• AIM:
Collect each line of the records containing the string "языке".

##### RECORD EXTRACTS

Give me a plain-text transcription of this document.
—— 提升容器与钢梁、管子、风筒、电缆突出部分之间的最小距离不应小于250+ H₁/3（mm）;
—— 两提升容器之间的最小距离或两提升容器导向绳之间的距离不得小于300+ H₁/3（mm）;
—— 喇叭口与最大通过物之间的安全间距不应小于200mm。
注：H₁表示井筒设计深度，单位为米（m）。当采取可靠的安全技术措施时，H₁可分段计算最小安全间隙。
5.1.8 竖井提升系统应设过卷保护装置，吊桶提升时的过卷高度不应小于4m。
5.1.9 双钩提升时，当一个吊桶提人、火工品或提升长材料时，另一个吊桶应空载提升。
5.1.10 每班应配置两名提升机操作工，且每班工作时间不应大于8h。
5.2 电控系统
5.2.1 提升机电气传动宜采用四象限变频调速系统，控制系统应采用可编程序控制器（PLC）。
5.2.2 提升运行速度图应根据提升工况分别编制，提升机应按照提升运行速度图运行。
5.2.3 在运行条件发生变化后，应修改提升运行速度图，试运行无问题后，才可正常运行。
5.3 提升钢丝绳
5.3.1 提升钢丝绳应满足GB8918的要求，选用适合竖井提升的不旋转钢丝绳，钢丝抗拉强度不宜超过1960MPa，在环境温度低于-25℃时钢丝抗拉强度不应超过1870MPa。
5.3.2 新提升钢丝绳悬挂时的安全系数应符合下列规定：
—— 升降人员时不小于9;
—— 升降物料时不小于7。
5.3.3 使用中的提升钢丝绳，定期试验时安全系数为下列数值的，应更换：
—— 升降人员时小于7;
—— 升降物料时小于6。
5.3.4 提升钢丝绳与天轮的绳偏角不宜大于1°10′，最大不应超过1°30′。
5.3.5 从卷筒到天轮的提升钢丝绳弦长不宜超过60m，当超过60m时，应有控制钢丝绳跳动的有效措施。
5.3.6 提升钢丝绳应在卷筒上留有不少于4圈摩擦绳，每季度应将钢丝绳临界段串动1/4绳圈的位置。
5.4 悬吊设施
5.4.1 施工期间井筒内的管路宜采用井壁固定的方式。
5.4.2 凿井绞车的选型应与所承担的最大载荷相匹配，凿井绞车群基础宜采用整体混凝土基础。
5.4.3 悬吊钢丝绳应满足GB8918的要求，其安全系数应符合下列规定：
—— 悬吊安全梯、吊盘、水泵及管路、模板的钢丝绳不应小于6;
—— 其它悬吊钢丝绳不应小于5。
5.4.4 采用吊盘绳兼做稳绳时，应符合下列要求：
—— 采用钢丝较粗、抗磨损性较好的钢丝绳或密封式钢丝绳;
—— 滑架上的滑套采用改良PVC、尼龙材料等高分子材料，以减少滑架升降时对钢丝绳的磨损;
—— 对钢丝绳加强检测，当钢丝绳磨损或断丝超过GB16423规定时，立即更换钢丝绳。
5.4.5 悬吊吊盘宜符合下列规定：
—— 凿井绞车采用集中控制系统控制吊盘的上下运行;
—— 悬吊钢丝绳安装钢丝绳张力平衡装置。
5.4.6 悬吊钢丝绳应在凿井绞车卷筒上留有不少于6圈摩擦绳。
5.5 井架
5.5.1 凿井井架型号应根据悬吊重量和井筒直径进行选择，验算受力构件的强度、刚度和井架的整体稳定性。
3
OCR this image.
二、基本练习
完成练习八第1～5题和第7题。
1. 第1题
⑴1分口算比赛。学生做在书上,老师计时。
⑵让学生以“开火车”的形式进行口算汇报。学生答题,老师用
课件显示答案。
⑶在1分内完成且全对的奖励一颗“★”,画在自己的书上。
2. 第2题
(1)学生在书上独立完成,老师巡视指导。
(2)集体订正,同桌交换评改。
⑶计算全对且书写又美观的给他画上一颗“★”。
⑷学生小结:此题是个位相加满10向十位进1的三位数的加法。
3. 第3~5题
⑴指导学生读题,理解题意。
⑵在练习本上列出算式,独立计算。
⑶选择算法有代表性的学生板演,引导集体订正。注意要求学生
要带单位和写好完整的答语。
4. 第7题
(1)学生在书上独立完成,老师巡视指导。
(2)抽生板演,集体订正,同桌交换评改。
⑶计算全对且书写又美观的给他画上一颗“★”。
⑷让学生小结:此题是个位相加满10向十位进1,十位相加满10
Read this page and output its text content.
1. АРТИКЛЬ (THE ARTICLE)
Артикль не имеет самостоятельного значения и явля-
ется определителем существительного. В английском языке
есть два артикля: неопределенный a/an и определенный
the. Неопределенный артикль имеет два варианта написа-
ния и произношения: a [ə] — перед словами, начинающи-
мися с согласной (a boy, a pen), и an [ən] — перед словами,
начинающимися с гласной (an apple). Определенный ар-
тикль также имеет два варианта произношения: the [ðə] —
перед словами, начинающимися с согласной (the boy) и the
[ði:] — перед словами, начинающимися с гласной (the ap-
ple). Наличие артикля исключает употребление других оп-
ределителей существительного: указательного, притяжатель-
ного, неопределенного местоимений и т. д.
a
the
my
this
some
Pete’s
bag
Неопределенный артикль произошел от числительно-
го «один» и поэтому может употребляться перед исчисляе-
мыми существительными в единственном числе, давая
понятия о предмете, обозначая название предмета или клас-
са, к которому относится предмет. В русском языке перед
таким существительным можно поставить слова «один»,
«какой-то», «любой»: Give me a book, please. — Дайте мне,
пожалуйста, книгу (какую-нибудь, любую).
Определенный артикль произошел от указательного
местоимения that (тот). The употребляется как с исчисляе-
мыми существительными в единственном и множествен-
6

##########

• COMPLETE ANSWER:
ется определителем существительного. В английском языке
са, к которому относится предмет. В русском языке перед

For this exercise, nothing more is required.